Raw records ::
============================================================

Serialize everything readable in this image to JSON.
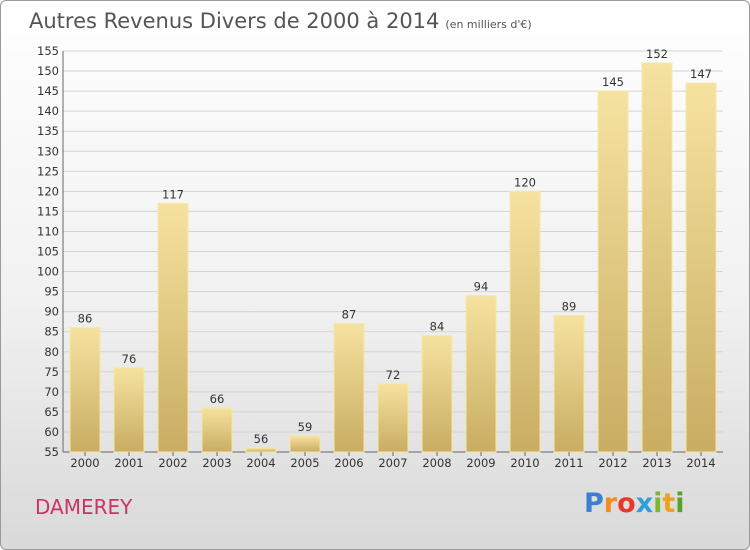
{
  "title": "Autres Revenus Divers de 2000 à 2014",
  "subtitle": "(en milliers d'€)",
  "commune": "DAMEREY",
  "logo": {
    "letters": [
      "P",
      "r",
      "o",
      "x",
      "i",
      "t",
      "i"
    ],
    "colors": [
      "#3a7fd0",
      "#f28c1e",
      "#e8382a",
      "#2e9fd8",
      "#7ab833",
      "#f0a21c",
      "#5aa02c"
    ]
  },
  "colors": {
    "bar_light": "#f6e2a0",
    "bar_dark": "#c8ad62",
    "bar_edge": "#f8e7a6",
    "grid": "#d3d3d3",
    "axis_text": "#333333"
  },
  "chart_data": {
    "type": "bar",
    "title": "Autres Revenus Divers de 2000 à 2014",
    "subtitle": "(en milliers d'€)",
    "categories": [
      "2000",
      "2001",
      "2002",
      "2003",
      "2004",
      "2005",
      "2006",
      "2007",
      "2008",
      "2009",
      "2010",
      "2011",
      "2012",
      "2013",
      "2014"
    ],
    "values": [
      86,
      76,
      117,
      66,
      56,
      59,
      87,
      72,
      84,
      94,
      120,
      89,
      145,
      152,
      147
    ],
    "ylim": [
      55,
      155
    ],
    "ytick_step": 5,
    "grid": true,
    "legend": "none",
    "xlabel": "",
    "ylabel": ""
  }
}
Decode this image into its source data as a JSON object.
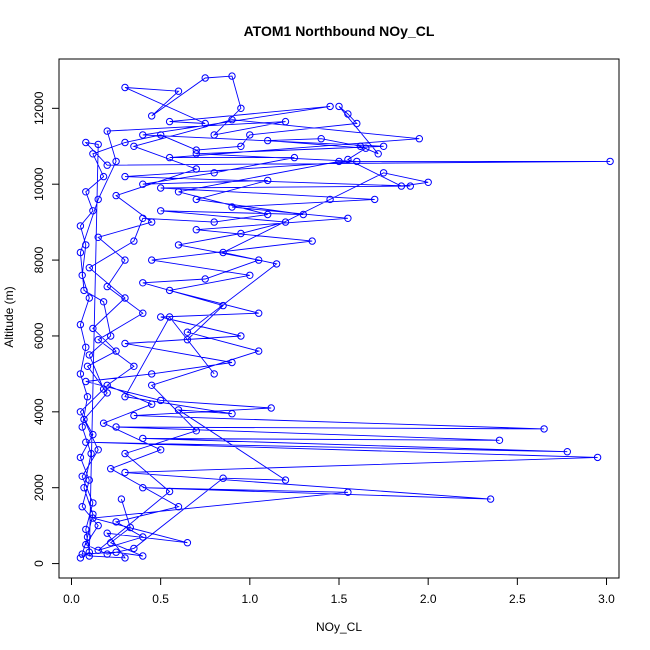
{
  "chart_data": {
    "type": "scatter",
    "title": "ATOM1 Northbound NOy_CL",
    "xlabel": "NOy_CL",
    "ylabel": "Altitude (m)",
    "xlim": [
      -0.07,
      3.07
    ],
    "ylim": [
      -380,
      13300
    ],
    "x_ticks": [
      0.0,
      0.5,
      1.0,
      1.5,
      2.0,
      2.5,
      3.0
    ],
    "x_tick_labels": [
      "0.0",
      "0.5",
      "1.0",
      "1.5",
      "2.0",
      "2.5",
      "3.0"
    ],
    "y_ticks": [
      0,
      2000,
      4000,
      6000,
      8000,
      10000,
      12000
    ],
    "y_tick_labels": [
      "0",
      "2000",
      "4000",
      "6000",
      "8000",
      "10000",
      "12000"
    ],
    "grid": false,
    "legend": "none",
    "series_color": "#0000ff",
    "series": [
      {
        "style": "points-and-lines",
        "points": [
          [
            0.05,
            150
          ],
          [
            0.1,
            300
          ],
          [
            0.08,
            900
          ],
          [
            0.12,
            1600
          ],
          [
            0.06,
            2300
          ],
          [
            0.15,
            3000
          ],
          [
            0.07,
            3800
          ],
          [
            0.2,
            4500
          ],
          [
            0.09,
            5200
          ],
          [
            0.25,
            5600
          ],
          [
            0.12,
            6200
          ],
          [
            0.3,
            7000
          ],
          [
            0.1,
            7800
          ],
          [
            0.35,
            8500
          ],
          [
            0.4,
            9100
          ],
          [
            0.8,
            9000
          ],
          [
            1.1,
            9200
          ],
          [
            0.6,
            9800
          ],
          [
            1.5,
            10600
          ],
          [
            3.02,
            10600
          ],
          [
            0.2,
            10500
          ],
          [
            0.08,
            11100
          ],
          [
            0.15,
            11050
          ],
          [
            0.1,
            200
          ],
          [
            0.3,
            150
          ],
          [
            0.2,
            800
          ],
          [
            0.65,
            550
          ],
          [
            0.12,
            1200
          ],
          [
            1.55,
            1880
          ],
          [
            0.4,
            2000
          ],
          [
            2.35,
            1700
          ],
          [
            0.3,
            2400
          ],
          [
            2.95,
            2800
          ],
          [
            0.08,
            3200
          ],
          [
            2.78,
            2950
          ],
          [
            0.4,
            3300
          ],
          [
            2.4,
            3250
          ],
          [
            0.25,
            3600
          ],
          [
            2.65,
            3550
          ],
          [
            0.35,
            3900
          ],
          [
            1.12,
            4100
          ],
          [
            0.5,
            4300
          ],
          [
            0.08,
            4800
          ],
          [
            0.45,
            5000
          ],
          [
            0.9,
            5300
          ],
          [
            0.3,
            5800
          ],
          [
            0.95,
            6000
          ],
          [
            0.5,
            6500
          ],
          [
            1.05,
            6600
          ],
          [
            0.55,
            7200
          ],
          [
            1.0,
            7600
          ],
          [
            0.45,
            8000
          ],
          [
            1.35,
            8500
          ],
          [
            0.7,
            8800
          ],
          [
            1.55,
            9100
          ],
          [
            0.9,
            9400
          ],
          [
            1.7,
            9600
          ],
          [
            0.5,
            9900
          ],
          [
            1.9,
            9950
          ],
          [
            0.3,
            10200
          ],
          [
            1.6,
            10600
          ],
          [
            0.7,
            10800
          ],
          [
            1.75,
            11000
          ],
          [
            0.4,
            11300
          ],
          [
            1.45,
            12050
          ],
          [
            0.55,
            11650
          ],
          [
            0.75,
            11600
          ],
          [
            0.3,
            12550
          ],
          [
            0.6,
            12450
          ],
          [
            0.45,
            11800
          ],
          [
            0.75,
            12800
          ],
          [
            0.9,
            12850
          ],
          [
            0.95,
            12000
          ],
          [
            0.8,
            11300
          ],
          [
            1.2,
            11650
          ],
          [
            0.2,
            11400
          ],
          [
            0.25,
            10600
          ],
          [
            0.15,
            9600
          ],
          [
            0.05,
            8200
          ],
          [
            0.07,
            7200
          ],
          [
            0.18,
            6900
          ],
          [
            0.22,
            6000
          ],
          [
            0.1,
            5500
          ],
          [
            0.18,
            4600
          ],
          [
            0.05,
            4000
          ],
          [
            0.12,
            3400
          ],
          [
            0.05,
            2800
          ],
          [
            0.1,
            2200
          ],
          [
            0.06,
            1500
          ],
          [
            0.15,
            1000
          ],
          [
            0.08,
            500
          ],
          [
            0.2,
            250
          ],
          [
            0.35,
            400
          ],
          [
            0.85,
            2250
          ],
          [
            1.2,
            2200
          ],
          [
            0.6,
            4050
          ],
          [
            0.9,
            3950
          ],
          [
            0.3,
            4400
          ],
          [
            0.55,
            6500
          ],
          [
            0.8,
            5000
          ],
          [
            0.65,
            5900
          ],
          [
            0.85,
            6800
          ],
          [
            0.4,
            7400
          ],
          [
            0.75,
            7500
          ],
          [
            1.05,
            8000
          ],
          [
            0.6,
            8400
          ],
          [
            0.95,
            8700
          ],
          [
            1.2,
            9000
          ],
          [
            0.5,
            9300
          ],
          [
            1.3,
            9200
          ],
          [
            0.7,
            9600
          ],
          [
            1.1,
            10100
          ],
          [
            0.4,
            10000
          ],
          [
            0.8,
            10300
          ],
          [
            1.25,
            10700
          ],
          [
            0.55,
            10700
          ],
          [
            1.95,
            11200
          ],
          [
            0.9,
            11700
          ],
          [
            0.35,
            11000
          ],
          [
            0.7,
            10400
          ],
          [
            0.25,
            9700
          ],
          [
            0.45,
            9000
          ],
          [
            0.15,
            8600
          ],
          [
            0.3,
            8000
          ],
          [
            0.2,
            7300
          ],
          [
            0.4,
            6600
          ],
          [
            0.15,
            5900
          ],
          [
            0.35,
            5200
          ],
          [
            0.2,
            4700
          ],
          [
            0.45,
            4200
          ],
          [
            0.18,
            3700
          ],
          [
            0.5,
            3000
          ],
          [
            0.22,
            2500
          ],
          [
            0.6,
            1500
          ],
          [
            0.25,
            1100
          ],
          [
            0.4,
            700
          ],
          [
            0.15,
            350
          ],
          [
            0.55,
            1900
          ],
          [
            0.3,
            2900
          ],
          [
            0.7,
            3500
          ],
          [
            0.45,
            4700
          ],
          [
            1.05,
            5600
          ],
          [
            0.65,
            6100
          ],
          [
            1.15,
            7900
          ],
          [
            0.85,
            8200
          ],
          [
            1.45,
            9600
          ],
          [
            1.75,
            10300
          ],
          [
            2.0,
            10050
          ],
          [
            1.85,
            9950
          ],
          [
            1.55,
            10650
          ],
          [
            1.65,
            10950
          ],
          [
            1.1,
            11150
          ],
          [
            1.4,
            11200
          ],
          [
            1.62,
            11000
          ],
          [
            1.72,
            10800
          ],
          [
            1.5,
            12050
          ],
          [
            1.55,
            11850
          ],
          [
            1.6,
            11600
          ],
          [
            1.0,
            11300
          ],
          [
            0.95,
            11000
          ],
          [
            0.7,
            10900
          ],
          [
            0.5,
            11300
          ],
          [
            0.3,
            11100
          ],
          [
            0.12,
            10800
          ],
          [
            0.18,
            10200
          ],
          [
            0.08,
            9800
          ],
          [
            0.12,
            9300
          ],
          [
            0.05,
            8900
          ],
          [
            0.08,
            8400
          ],
          [
            0.06,
            7600
          ],
          [
            0.1,
            7000
          ],
          [
            0.05,
            6300
          ],
          [
            0.08,
            5700
          ],
          [
            0.05,
            5000
          ],
          [
            0.09,
            4400
          ],
          [
            0.06,
            3600
          ],
          [
            0.11,
            2900
          ],
          [
            0.07,
            2000
          ],
          [
            0.12,
            1300
          ],
          [
            0.09,
            700
          ],
          [
            0.06,
            250
          ],
          [
            0.25,
            300
          ],
          [
            0.4,
            200
          ],
          [
            0.22,
            550
          ],
          [
            0.33,
            950
          ],
          [
            0.28,
            1700
          ]
        ]
      }
    ]
  }
}
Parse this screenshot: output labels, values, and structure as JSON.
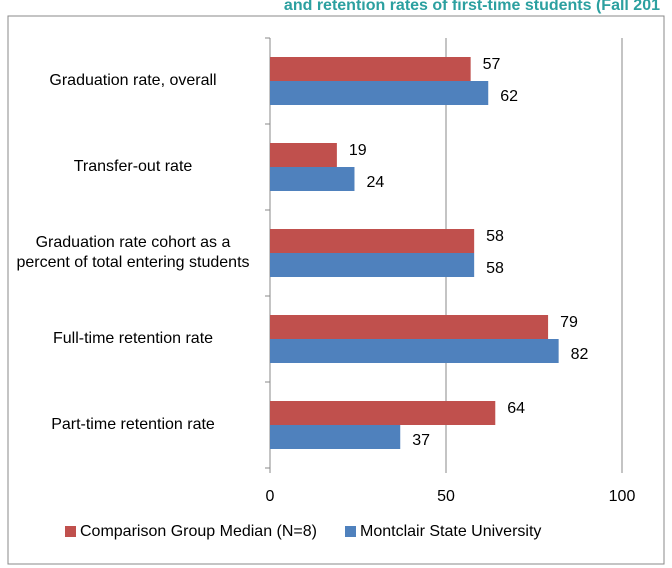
{
  "chart_data": {
    "type": "bar",
    "orientation": "horizontal",
    "title": "and retention rates of first-time students (Fall 201",
    "categories": [
      "Graduation rate, overall",
      "Transfer-out rate",
      "Graduation rate cohort as a percent of total entering students",
      "Full-time retention rate",
      "Part-time retention rate"
    ],
    "series": [
      {
        "name": "Comparison Group Median (N=8)",
        "color": "#c0504d",
        "values": [
          57,
          19,
          58,
          79,
          64
        ]
      },
      {
        "name": "Montclair State University",
        "color": "#4f81bd",
        "values": [
          62,
          24,
          58,
          82,
          37
        ]
      }
    ],
    "xlim": [
      0,
      100
    ],
    "xticks": [
      0,
      50,
      100
    ],
    "grid": true,
    "legend": "bottom"
  }
}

============================================================

What you have to do :: Exclude the pictures, and output exactly the lines from the one with "Parse this screenshot: output" through the last line of the records, both included.

Result below ::
Parse this screenshot: output labels, values, and structure as JSON.
{
  "chart_data": {
    "type": "bar",
    "orientation": "horizontal",
    "title": "and retention rates of first-time students (Fall 201",
    "categories": [
      "Graduation rate, overall",
      "Transfer-out rate",
      "Graduation rate cohort as a percent of total entering students",
      "Full-time retention rate",
      "Part-time retention rate"
    ],
    "series": [
      {
        "name": "Comparison Group Median (N=8)",
        "color": "#c0504d",
        "values": [
          57,
          19,
          58,
          79,
          64
        ]
      },
      {
        "name": "Montclair State University",
        "color": "#4f81bd",
        "values": [
          62,
          24,
          58,
          82,
          37
        ]
      }
    ],
    "xlim": [
      0,
      100
    ],
    "xticks": [
      0,
      50,
      100
    ],
    "grid": true,
    "legend": "bottom"
  }
}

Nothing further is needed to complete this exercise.